[Data entries]

******

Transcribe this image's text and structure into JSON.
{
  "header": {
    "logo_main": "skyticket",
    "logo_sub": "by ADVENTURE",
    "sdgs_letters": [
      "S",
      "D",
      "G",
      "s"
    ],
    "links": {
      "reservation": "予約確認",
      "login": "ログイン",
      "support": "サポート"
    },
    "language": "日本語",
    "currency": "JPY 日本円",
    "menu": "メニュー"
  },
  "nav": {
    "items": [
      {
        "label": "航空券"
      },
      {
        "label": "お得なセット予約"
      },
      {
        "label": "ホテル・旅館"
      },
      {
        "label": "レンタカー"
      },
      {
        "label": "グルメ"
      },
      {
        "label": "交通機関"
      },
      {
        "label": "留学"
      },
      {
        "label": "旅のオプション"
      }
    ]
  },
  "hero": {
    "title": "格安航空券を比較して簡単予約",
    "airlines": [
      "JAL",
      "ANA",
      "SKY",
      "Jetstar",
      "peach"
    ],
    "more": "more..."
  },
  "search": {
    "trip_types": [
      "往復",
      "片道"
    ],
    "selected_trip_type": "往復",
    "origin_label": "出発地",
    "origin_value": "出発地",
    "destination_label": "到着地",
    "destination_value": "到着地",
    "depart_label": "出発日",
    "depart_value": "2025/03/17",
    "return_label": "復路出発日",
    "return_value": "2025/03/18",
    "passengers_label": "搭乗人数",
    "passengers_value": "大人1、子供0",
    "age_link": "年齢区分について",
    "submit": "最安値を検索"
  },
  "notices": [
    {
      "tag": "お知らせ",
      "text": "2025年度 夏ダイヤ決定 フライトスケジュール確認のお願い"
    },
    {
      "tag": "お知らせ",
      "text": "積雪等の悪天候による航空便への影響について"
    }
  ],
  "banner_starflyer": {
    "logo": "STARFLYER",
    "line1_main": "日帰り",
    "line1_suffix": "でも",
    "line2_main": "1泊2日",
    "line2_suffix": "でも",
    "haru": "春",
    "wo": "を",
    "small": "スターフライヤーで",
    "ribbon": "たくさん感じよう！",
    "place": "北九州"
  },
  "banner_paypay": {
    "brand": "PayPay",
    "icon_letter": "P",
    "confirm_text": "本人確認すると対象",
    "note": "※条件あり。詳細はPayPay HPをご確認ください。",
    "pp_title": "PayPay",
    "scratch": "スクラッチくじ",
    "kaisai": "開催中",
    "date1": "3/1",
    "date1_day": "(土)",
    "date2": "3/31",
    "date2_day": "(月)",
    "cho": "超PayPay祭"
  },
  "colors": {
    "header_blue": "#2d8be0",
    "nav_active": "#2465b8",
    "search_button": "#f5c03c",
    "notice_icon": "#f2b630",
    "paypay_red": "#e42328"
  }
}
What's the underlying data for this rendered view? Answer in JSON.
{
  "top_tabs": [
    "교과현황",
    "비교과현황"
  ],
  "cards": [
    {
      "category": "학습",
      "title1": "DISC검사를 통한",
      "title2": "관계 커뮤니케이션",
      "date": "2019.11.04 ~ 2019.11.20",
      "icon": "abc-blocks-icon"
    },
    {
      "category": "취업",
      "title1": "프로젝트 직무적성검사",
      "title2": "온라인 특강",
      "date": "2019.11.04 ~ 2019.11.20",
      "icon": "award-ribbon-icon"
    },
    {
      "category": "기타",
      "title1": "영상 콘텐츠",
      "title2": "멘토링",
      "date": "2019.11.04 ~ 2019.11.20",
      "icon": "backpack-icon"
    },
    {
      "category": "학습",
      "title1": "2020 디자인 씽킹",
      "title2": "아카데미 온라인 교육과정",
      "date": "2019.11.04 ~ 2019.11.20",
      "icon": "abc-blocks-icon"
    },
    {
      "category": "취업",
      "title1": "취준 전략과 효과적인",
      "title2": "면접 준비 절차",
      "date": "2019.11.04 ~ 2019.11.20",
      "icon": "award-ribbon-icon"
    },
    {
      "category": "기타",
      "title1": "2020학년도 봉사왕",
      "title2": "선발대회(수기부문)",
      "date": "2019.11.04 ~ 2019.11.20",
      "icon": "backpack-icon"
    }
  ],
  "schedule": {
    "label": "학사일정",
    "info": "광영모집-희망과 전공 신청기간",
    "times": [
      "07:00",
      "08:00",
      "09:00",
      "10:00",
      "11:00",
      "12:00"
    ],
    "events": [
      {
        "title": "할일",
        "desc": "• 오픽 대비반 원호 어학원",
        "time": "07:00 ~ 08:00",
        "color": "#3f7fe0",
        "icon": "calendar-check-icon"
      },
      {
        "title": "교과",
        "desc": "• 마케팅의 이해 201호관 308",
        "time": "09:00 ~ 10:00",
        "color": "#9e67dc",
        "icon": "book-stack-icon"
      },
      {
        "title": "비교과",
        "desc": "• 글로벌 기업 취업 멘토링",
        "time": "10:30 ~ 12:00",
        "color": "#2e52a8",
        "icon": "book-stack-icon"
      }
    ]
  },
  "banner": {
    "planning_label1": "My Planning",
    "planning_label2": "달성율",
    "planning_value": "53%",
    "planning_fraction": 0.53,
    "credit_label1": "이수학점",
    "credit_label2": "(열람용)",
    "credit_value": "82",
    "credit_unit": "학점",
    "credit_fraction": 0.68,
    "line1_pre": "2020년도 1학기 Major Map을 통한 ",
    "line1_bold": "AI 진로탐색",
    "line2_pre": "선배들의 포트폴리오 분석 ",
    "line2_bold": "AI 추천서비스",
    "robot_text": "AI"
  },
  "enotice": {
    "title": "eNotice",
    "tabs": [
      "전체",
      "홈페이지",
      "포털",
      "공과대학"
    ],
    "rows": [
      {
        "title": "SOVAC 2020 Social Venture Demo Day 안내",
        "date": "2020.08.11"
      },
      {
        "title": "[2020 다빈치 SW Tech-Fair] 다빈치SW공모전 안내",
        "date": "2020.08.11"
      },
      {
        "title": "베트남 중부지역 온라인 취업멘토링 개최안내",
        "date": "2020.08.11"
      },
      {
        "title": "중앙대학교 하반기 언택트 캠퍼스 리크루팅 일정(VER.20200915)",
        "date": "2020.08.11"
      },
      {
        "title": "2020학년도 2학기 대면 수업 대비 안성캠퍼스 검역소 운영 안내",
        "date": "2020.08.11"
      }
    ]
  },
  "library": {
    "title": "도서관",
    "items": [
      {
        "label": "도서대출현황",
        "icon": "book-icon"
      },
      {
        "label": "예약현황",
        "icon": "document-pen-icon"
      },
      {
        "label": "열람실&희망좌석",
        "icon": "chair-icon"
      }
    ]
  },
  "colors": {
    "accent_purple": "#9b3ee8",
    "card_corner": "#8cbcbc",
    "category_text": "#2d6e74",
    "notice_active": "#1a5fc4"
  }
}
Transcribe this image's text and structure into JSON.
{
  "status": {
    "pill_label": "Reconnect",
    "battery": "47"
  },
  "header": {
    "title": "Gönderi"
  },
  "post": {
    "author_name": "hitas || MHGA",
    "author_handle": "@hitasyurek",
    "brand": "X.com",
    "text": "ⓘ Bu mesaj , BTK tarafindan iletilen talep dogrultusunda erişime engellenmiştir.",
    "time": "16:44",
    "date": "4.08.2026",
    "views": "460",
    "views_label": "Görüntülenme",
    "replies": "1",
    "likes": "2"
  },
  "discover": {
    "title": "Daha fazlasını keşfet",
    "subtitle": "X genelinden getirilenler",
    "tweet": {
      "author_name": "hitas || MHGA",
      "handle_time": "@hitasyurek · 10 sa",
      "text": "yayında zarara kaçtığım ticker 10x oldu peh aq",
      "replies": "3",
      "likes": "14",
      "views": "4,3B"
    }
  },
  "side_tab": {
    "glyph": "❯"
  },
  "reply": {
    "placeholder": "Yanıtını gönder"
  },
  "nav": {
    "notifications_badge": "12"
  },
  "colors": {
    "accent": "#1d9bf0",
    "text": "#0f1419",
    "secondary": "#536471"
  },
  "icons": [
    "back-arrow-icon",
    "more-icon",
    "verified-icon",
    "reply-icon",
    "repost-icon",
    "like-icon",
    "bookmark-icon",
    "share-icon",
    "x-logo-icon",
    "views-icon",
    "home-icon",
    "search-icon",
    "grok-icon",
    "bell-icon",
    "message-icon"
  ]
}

******

TASK:
Select every line where the word "hitasyurek" occurs.

COMPLETE ANSWER:
    "author_handle": "@hitasyurek",
      "handle_time": "@hitasyurek · 10 sa",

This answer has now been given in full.